▸ **TASK GOAL**: Pick out the lines containing "pixels".

(Records from a data source)
§ §

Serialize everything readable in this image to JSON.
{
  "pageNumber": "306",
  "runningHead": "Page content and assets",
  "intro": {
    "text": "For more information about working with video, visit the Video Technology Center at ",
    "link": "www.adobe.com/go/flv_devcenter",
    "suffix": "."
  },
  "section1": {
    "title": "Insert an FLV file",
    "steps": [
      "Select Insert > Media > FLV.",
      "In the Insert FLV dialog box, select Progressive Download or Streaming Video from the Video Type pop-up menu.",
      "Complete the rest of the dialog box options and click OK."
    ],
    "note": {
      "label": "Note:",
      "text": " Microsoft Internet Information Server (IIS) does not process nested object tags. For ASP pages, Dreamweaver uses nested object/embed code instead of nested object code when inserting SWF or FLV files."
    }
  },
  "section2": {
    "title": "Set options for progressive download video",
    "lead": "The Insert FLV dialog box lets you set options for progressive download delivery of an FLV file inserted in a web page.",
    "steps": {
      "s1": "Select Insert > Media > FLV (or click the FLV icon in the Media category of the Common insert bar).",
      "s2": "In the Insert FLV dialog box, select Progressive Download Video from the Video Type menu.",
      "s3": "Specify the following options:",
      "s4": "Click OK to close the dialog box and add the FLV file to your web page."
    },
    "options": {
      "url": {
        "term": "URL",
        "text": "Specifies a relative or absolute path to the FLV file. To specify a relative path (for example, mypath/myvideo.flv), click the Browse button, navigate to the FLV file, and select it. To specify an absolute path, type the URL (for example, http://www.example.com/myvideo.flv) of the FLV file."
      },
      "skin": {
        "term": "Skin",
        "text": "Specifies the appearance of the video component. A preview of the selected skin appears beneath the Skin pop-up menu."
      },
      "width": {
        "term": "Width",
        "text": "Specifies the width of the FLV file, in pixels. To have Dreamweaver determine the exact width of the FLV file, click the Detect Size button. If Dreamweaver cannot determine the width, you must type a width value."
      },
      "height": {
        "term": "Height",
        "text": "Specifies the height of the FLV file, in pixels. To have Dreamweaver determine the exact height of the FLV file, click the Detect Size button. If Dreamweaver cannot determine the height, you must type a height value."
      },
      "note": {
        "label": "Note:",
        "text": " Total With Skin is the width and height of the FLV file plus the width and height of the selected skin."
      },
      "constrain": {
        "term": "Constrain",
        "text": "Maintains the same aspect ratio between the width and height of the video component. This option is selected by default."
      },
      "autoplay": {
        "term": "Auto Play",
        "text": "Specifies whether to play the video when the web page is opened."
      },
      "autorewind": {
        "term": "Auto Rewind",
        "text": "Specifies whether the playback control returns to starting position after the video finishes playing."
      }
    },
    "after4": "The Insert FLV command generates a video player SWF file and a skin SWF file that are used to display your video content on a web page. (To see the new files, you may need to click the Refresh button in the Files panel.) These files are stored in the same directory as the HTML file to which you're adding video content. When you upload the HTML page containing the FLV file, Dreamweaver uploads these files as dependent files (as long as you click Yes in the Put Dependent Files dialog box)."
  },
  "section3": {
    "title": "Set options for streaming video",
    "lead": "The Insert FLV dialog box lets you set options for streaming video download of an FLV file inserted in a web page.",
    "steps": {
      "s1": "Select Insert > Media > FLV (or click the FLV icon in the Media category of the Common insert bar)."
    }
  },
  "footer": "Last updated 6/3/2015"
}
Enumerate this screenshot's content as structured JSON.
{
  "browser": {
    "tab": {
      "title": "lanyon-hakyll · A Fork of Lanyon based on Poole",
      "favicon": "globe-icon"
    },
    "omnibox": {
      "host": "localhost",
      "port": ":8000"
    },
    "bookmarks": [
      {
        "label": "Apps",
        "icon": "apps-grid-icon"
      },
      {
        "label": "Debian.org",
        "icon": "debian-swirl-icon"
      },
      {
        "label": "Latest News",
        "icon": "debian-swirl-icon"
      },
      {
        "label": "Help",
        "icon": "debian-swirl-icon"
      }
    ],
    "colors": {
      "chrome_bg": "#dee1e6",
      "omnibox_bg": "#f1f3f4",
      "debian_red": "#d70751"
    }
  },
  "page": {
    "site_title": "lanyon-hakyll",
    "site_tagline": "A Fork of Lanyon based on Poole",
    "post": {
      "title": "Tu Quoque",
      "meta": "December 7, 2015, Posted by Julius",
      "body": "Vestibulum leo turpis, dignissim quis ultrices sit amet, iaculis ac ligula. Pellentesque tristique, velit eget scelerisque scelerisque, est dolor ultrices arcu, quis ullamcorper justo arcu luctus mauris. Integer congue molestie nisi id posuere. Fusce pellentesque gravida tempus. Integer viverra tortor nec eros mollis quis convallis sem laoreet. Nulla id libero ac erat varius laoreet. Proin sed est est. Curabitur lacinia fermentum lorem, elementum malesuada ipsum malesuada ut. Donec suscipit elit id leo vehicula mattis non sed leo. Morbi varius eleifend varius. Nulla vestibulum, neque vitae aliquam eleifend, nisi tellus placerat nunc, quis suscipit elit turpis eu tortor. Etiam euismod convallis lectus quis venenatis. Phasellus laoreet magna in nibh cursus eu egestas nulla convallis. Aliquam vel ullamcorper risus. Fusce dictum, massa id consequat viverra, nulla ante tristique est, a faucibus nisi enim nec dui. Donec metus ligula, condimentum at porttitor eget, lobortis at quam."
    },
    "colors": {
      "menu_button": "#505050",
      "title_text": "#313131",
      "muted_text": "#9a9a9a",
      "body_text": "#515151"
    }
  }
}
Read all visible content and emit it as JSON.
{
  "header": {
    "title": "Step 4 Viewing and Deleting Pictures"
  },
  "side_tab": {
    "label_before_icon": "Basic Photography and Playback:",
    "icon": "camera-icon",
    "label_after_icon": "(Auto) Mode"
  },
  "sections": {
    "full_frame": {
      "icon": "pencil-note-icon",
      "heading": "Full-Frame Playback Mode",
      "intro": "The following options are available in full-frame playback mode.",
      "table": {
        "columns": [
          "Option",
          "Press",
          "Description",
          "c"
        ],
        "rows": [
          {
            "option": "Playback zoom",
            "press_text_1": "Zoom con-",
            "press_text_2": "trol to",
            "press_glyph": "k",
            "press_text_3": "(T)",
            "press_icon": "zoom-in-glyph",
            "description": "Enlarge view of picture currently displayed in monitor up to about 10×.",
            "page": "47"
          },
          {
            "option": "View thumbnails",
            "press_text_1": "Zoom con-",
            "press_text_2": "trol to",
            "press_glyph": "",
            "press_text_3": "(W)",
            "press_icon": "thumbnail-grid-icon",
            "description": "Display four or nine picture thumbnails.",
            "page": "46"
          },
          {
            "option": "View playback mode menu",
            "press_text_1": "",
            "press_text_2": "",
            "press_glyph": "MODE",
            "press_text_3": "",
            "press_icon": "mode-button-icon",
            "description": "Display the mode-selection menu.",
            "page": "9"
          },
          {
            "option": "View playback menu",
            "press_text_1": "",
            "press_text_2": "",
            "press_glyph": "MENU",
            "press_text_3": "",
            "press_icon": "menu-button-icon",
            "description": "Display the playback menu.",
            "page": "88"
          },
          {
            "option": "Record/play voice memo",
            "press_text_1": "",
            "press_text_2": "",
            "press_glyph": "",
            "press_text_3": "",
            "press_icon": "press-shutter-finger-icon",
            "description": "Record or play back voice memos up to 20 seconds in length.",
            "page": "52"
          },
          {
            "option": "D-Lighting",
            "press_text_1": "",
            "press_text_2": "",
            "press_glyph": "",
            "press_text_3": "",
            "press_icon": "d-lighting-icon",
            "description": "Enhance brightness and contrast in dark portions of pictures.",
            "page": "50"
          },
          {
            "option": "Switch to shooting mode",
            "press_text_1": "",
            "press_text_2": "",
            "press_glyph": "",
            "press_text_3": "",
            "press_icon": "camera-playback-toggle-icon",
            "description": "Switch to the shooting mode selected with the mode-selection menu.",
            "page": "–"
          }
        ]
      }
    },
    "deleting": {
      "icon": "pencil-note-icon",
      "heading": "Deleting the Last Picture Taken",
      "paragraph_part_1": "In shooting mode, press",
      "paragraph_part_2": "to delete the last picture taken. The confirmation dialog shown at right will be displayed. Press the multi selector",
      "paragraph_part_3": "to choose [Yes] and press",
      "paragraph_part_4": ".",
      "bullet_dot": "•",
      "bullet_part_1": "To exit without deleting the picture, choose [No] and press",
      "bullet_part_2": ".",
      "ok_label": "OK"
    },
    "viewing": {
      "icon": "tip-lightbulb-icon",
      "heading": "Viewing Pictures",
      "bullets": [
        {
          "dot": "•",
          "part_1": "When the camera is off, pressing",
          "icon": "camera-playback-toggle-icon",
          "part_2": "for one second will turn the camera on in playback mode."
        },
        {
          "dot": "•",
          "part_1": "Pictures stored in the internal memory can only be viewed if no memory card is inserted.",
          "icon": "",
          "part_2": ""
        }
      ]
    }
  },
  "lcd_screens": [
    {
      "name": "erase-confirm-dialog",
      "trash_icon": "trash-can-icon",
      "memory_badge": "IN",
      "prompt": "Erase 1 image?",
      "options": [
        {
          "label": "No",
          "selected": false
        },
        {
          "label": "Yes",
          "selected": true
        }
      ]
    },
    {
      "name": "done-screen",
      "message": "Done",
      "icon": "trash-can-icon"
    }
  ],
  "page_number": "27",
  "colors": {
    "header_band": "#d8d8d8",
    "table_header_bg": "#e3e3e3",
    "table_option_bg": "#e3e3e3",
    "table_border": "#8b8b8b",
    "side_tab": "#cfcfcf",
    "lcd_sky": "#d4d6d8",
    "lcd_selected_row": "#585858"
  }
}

§ §

▸ **RESULT FOR THIS TASK**:
        "text": "Specifies the width of the FLV file, in pixels. To have Dreamweaver determine the exact width of the FLV file, click the Detect Size button. If Dreamweaver cannot determine the width, you must type a width value."
        "text": "Specifies the height of the FLV file, in pixels. To have Dreamweaver determine the exact height of the FLV file, click the Detect Size button. If Dreamweaver cannot determine the height, you must type a height value."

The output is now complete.